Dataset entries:
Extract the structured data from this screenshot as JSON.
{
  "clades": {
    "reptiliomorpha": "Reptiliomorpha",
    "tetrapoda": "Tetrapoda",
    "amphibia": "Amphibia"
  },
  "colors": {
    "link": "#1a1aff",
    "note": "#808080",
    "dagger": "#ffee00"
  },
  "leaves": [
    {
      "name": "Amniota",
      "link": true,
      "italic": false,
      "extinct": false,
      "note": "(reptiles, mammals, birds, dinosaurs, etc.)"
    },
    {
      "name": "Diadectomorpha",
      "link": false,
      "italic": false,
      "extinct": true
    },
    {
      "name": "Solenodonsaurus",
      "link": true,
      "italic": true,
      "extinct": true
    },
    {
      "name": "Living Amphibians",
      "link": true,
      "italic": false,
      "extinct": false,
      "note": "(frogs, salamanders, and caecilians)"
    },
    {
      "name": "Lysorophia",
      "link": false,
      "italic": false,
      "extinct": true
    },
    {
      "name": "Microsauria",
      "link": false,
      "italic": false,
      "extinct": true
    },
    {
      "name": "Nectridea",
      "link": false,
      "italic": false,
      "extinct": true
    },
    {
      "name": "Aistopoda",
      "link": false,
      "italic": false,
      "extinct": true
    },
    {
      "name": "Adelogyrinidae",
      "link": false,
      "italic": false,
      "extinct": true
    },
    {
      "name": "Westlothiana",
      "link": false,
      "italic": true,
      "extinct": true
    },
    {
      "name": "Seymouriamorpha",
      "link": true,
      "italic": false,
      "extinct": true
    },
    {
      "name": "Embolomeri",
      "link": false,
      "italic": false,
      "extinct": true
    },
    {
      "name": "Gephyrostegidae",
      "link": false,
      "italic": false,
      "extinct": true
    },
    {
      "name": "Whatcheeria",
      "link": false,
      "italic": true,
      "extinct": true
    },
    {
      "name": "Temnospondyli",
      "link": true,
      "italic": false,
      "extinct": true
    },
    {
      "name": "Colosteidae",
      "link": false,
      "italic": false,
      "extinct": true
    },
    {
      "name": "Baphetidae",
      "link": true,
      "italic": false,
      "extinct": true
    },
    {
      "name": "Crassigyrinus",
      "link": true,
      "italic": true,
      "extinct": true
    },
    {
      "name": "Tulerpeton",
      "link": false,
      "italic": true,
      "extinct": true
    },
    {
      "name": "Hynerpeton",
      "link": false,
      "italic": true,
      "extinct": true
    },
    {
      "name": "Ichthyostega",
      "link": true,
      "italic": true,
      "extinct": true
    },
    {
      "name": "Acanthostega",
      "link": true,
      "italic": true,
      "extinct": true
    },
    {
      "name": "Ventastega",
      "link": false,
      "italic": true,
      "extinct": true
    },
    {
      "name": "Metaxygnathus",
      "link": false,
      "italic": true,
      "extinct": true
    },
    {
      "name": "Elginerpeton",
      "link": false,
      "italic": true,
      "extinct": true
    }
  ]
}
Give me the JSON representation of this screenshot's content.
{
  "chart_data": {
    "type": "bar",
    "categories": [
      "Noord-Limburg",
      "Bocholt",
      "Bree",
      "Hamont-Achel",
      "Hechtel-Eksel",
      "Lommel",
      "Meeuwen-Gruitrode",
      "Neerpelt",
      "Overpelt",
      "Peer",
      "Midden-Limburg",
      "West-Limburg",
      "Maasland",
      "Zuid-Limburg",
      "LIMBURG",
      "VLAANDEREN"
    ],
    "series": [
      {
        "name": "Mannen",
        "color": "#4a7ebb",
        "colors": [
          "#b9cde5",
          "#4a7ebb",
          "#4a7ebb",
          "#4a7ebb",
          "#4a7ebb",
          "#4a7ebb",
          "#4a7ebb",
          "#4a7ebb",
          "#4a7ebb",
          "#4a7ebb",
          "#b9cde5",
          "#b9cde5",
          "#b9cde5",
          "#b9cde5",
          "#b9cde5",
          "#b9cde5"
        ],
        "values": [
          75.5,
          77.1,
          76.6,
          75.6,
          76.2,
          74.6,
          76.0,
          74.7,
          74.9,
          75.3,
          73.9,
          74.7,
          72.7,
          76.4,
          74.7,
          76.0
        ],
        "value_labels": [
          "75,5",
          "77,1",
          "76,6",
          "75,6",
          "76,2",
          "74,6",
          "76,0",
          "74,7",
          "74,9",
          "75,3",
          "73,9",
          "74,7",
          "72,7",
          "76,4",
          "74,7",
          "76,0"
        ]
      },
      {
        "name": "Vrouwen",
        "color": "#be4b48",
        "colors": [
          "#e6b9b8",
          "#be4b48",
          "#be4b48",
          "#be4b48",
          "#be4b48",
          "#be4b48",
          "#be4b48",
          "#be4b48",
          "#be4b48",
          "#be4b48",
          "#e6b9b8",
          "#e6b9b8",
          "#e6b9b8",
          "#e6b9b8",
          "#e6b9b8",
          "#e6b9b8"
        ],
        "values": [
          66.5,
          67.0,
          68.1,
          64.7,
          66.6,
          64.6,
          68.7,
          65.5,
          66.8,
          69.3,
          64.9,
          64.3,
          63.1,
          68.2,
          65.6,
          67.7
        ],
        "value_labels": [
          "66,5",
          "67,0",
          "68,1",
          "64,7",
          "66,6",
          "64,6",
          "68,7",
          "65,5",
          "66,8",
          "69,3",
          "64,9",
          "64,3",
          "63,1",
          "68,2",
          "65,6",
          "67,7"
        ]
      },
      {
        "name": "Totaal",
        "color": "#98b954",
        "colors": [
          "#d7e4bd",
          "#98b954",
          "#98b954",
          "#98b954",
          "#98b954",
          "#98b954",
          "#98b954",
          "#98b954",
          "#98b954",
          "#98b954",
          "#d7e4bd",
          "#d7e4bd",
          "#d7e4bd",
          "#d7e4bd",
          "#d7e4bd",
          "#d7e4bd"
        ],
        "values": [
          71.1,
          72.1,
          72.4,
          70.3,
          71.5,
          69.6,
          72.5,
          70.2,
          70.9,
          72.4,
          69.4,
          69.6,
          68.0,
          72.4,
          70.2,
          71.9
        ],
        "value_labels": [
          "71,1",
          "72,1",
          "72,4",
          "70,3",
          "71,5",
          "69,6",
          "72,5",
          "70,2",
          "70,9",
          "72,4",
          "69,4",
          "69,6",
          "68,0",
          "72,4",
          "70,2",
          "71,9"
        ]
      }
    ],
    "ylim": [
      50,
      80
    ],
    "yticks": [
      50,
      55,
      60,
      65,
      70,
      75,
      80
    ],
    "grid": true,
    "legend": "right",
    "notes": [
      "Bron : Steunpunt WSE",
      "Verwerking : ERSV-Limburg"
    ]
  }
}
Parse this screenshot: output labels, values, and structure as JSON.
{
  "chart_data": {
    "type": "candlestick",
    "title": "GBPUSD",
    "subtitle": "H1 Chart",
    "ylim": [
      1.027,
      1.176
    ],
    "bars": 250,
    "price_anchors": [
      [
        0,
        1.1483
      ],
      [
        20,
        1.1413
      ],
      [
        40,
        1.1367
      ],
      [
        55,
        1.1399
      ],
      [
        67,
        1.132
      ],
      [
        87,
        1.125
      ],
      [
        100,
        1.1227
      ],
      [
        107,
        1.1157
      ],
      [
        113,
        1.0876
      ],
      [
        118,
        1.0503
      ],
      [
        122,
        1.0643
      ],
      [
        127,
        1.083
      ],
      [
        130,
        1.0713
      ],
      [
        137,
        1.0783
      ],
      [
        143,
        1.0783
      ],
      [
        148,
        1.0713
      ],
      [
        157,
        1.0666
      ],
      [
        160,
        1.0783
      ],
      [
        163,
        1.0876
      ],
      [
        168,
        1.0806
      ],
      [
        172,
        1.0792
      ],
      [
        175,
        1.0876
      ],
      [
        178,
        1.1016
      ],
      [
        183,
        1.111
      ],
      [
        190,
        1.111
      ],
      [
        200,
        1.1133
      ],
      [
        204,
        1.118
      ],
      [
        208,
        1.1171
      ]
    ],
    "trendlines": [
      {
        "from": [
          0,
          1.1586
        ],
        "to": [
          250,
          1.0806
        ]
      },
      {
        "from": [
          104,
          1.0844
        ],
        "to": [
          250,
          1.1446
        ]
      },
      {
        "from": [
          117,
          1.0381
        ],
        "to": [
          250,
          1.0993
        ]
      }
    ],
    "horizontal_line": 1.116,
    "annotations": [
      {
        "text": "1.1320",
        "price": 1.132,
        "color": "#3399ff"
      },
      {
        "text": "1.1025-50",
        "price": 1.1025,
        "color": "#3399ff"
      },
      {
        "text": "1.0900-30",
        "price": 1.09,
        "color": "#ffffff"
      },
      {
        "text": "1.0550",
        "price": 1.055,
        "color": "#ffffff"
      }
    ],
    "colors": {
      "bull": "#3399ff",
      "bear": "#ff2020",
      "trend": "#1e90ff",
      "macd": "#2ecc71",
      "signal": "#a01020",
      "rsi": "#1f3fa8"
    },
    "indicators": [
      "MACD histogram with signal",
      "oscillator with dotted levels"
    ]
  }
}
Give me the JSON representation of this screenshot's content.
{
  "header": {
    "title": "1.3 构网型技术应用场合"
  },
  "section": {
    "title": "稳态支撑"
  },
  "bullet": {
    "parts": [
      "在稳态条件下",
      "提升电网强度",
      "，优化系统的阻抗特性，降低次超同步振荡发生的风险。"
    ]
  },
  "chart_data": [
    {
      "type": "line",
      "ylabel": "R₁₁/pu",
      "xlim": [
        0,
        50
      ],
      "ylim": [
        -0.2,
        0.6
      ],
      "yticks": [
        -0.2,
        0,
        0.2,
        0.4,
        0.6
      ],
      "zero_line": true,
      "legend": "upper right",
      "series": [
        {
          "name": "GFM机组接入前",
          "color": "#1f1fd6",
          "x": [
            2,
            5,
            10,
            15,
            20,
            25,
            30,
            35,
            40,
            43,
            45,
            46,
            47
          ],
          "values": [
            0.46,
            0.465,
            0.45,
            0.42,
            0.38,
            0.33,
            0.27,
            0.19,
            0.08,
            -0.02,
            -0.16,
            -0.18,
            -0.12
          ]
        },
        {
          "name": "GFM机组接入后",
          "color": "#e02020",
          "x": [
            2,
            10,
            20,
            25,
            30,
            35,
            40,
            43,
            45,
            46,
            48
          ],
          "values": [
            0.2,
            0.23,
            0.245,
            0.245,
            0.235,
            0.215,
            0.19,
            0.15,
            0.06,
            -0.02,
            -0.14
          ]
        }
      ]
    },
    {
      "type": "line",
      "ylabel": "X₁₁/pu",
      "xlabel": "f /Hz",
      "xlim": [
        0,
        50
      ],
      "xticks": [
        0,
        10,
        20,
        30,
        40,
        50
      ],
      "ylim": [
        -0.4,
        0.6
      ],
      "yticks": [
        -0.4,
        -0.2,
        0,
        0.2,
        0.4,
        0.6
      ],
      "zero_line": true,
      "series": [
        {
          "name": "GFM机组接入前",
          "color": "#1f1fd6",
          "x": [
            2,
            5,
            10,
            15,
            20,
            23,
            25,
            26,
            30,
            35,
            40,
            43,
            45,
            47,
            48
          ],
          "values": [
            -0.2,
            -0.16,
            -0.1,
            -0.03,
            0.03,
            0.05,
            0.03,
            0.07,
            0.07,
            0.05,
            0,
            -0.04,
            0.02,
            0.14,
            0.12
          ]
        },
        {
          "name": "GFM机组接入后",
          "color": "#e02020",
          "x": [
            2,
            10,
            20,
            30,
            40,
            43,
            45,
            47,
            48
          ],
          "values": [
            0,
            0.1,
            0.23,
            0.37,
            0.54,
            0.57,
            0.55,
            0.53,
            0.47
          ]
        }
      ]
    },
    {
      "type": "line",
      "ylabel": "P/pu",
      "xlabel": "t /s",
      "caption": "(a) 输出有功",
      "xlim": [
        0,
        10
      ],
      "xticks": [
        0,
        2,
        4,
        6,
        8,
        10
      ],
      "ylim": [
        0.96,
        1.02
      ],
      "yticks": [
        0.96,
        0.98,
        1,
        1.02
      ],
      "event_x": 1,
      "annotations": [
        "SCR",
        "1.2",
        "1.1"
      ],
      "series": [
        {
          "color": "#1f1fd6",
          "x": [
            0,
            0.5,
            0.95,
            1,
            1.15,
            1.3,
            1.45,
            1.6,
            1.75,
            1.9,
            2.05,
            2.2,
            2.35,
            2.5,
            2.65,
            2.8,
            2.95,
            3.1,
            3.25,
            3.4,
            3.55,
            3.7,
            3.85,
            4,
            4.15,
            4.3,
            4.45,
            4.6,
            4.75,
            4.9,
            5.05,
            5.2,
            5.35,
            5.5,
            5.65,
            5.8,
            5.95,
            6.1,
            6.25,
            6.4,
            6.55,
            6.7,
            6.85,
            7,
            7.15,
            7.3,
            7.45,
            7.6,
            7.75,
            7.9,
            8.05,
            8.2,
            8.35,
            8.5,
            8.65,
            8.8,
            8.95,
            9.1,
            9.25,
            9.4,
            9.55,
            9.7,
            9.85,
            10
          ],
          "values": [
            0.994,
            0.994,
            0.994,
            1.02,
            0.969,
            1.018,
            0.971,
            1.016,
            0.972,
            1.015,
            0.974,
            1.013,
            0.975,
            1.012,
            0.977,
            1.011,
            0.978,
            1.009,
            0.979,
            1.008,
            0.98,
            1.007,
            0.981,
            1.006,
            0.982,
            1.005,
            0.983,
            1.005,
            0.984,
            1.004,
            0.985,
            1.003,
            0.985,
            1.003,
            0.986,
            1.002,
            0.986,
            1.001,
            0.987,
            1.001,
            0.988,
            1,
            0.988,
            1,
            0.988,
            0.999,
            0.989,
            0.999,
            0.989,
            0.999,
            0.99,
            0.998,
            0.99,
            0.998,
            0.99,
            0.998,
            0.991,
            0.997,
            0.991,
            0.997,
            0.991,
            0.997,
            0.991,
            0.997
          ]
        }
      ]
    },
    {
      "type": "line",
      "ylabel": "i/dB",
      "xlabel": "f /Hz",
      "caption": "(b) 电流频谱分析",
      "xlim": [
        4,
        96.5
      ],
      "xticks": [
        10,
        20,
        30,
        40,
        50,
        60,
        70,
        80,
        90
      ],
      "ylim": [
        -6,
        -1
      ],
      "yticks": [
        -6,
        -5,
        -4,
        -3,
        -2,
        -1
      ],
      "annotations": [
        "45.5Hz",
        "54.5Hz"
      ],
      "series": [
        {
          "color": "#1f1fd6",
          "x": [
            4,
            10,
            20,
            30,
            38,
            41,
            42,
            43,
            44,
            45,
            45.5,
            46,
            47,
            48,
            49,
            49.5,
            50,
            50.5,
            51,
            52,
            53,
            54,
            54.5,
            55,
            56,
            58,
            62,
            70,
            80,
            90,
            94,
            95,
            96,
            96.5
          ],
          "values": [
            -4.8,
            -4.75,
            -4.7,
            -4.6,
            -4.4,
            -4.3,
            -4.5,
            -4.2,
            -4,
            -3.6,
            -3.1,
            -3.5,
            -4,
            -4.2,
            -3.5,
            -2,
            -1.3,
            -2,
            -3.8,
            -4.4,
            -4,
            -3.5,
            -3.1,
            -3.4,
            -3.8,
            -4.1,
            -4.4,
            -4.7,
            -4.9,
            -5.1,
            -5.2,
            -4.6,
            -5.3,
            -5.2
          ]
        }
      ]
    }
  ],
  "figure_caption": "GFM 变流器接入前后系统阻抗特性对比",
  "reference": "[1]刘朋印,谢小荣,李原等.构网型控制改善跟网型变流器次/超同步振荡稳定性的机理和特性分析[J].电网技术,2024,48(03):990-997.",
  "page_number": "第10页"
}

■ **What is being asked**
Show the lines where the word "screenshot" appears in the entries.

■ **Correct output**
Extract the structured data from this screenshot as JSON.
Give me the JSON representation of this screenshot's content.
Parse this screenshot: output labels, values, and structure as JSON.
Give me the JSON representation of this screenshot's content.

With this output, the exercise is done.